▶ [Exercise aim]: What you return should match every record exactly, with the images removed.

▶ [Stored records]:
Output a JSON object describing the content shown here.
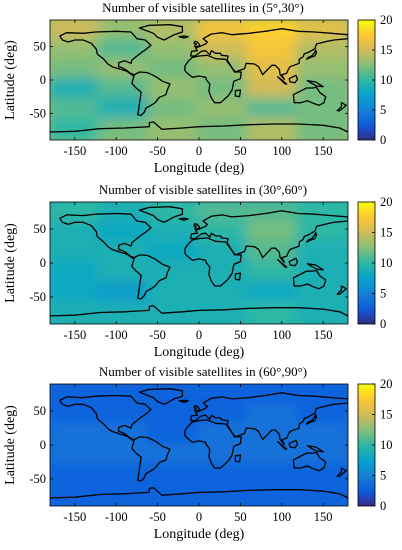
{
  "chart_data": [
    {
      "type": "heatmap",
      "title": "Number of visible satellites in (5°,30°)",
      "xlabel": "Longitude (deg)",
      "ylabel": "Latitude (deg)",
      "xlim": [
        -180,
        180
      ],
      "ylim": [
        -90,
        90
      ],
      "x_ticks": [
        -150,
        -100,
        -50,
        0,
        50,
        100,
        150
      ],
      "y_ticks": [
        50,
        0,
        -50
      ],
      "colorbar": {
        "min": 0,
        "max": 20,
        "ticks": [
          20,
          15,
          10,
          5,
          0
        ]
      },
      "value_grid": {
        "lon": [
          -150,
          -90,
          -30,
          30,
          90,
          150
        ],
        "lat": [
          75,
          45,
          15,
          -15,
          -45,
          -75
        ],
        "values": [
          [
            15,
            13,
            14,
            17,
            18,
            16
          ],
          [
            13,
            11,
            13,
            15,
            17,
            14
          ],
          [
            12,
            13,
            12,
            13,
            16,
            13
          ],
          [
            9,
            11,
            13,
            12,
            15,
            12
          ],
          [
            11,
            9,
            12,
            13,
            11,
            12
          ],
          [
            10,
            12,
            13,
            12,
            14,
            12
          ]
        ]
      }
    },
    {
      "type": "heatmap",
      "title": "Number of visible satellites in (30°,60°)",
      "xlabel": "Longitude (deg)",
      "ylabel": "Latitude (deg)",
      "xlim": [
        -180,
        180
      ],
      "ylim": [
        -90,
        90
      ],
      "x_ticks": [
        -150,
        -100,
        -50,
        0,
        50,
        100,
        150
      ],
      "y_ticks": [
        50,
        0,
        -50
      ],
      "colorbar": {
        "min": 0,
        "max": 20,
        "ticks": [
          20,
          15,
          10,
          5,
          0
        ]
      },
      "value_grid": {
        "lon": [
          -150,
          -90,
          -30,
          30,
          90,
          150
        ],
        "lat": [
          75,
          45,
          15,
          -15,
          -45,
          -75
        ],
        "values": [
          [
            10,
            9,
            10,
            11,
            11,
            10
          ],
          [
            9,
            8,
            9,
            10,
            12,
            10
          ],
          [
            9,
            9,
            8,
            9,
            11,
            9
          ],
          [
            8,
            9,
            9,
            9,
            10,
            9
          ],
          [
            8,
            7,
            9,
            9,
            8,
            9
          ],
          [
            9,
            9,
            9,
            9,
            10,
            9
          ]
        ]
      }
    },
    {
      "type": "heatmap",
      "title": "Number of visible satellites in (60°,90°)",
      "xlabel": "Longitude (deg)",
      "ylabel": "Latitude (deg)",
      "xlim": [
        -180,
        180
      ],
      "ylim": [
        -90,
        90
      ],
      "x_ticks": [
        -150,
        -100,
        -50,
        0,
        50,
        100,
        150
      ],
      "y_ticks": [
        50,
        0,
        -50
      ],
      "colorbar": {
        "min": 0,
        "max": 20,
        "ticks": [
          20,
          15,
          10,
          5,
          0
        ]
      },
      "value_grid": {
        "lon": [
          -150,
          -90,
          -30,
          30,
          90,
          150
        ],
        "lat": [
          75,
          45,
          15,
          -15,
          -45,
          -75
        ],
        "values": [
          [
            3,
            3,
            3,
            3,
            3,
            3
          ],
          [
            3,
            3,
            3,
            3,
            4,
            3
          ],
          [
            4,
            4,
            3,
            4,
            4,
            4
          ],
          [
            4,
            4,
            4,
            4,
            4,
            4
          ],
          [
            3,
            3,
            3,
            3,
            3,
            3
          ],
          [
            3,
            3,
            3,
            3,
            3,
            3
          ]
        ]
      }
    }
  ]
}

▶ [Output below]:
Output a JSON object describing the content shown here.
{
  "chart_data": [
    {
      "type": "heatmap",
      "title": "Number of visible satellites in (5°,30°)",
      "xlabel": "Longitude (deg)",
      "ylabel": "Latitude (deg)",
      "xlim": [
        -180,
        180
      ],
      "ylim": [
        -90,
        90
      ],
      "x_ticks": [
        -150,
        -100,
        -50,
        0,
        50,
        100,
        150
      ],
      "y_ticks": [
        50,
        0,
        -50
      ],
      "colorbar": {
        "min": 0,
        "max": 20,
        "ticks": [
          20,
          15,
          10,
          5,
          0
        ]
      },
      "value_grid": {
        "lon": [
          -150,
          -90,
          -30,
          30,
          90,
          150
        ],
        "lat": [
          75,
          45,
          15,
          -15,
          -45,
          -75
        ],
        "values": [
          [
            15,
            13,
            14,
            17,
            18,
            16
          ],
          [
            13,
            11,
            13,
            15,
            17,
            14
          ],
          [
            12,
            13,
            12,
            13,
            16,
            13
          ],
          [
            9,
            11,
            13,
            12,
            15,
            12
          ],
          [
            11,
            9,
            12,
            13,
            11,
            12
          ],
          [
            10,
            12,
            13,
            12,
            14,
            12
          ]
        ]
      }
    },
    {
      "type": "heatmap",
      "title": "Number of visible satellites in (30°,60°)",
      "xlabel": "Longitude (deg)",
      "ylabel": "Latitude (deg)",
      "xlim": [
        -180,
        180
      ],
      "ylim": [
        -90,
        90
      ],
      "x_ticks": [
        -150,
        -100,
        -50,
        0,
        50,
        100,
        150
      ],
      "y_ticks": [
        50,
        0,
        -50
      ],
      "colorbar": {
        "min": 0,
        "max": 20,
        "ticks": [
          20,
          15,
          10,
          5,
          0
        ]
      },
      "value_grid": {
        "lon": [
          -150,
          -90,
          -30,
          30,
          90,
          150
        ],
        "lat": [
          75,
          45,
          15,
          -15,
          -45,
          -75
        ],
        "values": [
          [
            10,
            9,
            10,
            11,
            11,
            10
          ],
          [
            9,
            8,
            9,
            10,
            12,
            10
          ],
          [
            9,
            9,
            8,
            9,
            11,
            9
          ],
          [
            8,
            9,
            9,
            9,
            10,
            9
          ],
          [
            8,
            7,
            9,
            9,
            8,
            9
          ],
          [
            9,
            9,
            9,
            9,
            10,
            9
          ]
        ]
      }
    },
    {
      "type": "heatmap",
      "title": "Number of visible satellites in (60°,90°)",
      "xlabel": "Longitude (deg)",
      "ylabel": "Latitude (deg)",
      "xlim": [
        -180,
        180
      ],
      "ylim": [
        -90,
        90
      ],
      "x_ticks": [
        -150,
        -100,
        -50,
        0,
        50,
        100,
        150
      ],
      "y_ticks": [
        50,
        0,
        -50
      ],
      "colorbar": {
        "min": 0,
        "max": 20,
        "ticks": [
          20,
          15,
          10,
          5,
          0
        ]
      },
      "value_grid": {
        "lon": [
          -150,
          -90,
          -30,
          30,
          90,
          150
        ],
        "lat": [
          75,
          45,
          15,
          -15,
          -45,
          -75
        ],
        "values": [
          [
            3,
            3,
            3,
            3,
            3,
            3
          ],
          [
            3,
            3,
            3,
            3,
            4,
            3
          ],
          [
            4,
            4,
            3,
            4,
            4,
            4
          ],
          [
            4,
            4,
            4,
            4,
            4,
            4
          ],
          [
            3,
            3,
            3,
            3,
            3,
            3
          ],
          [
            3,
            3,
            3,
            3,
            3,
            3
          ]
        ]
      }
    }
  ]
}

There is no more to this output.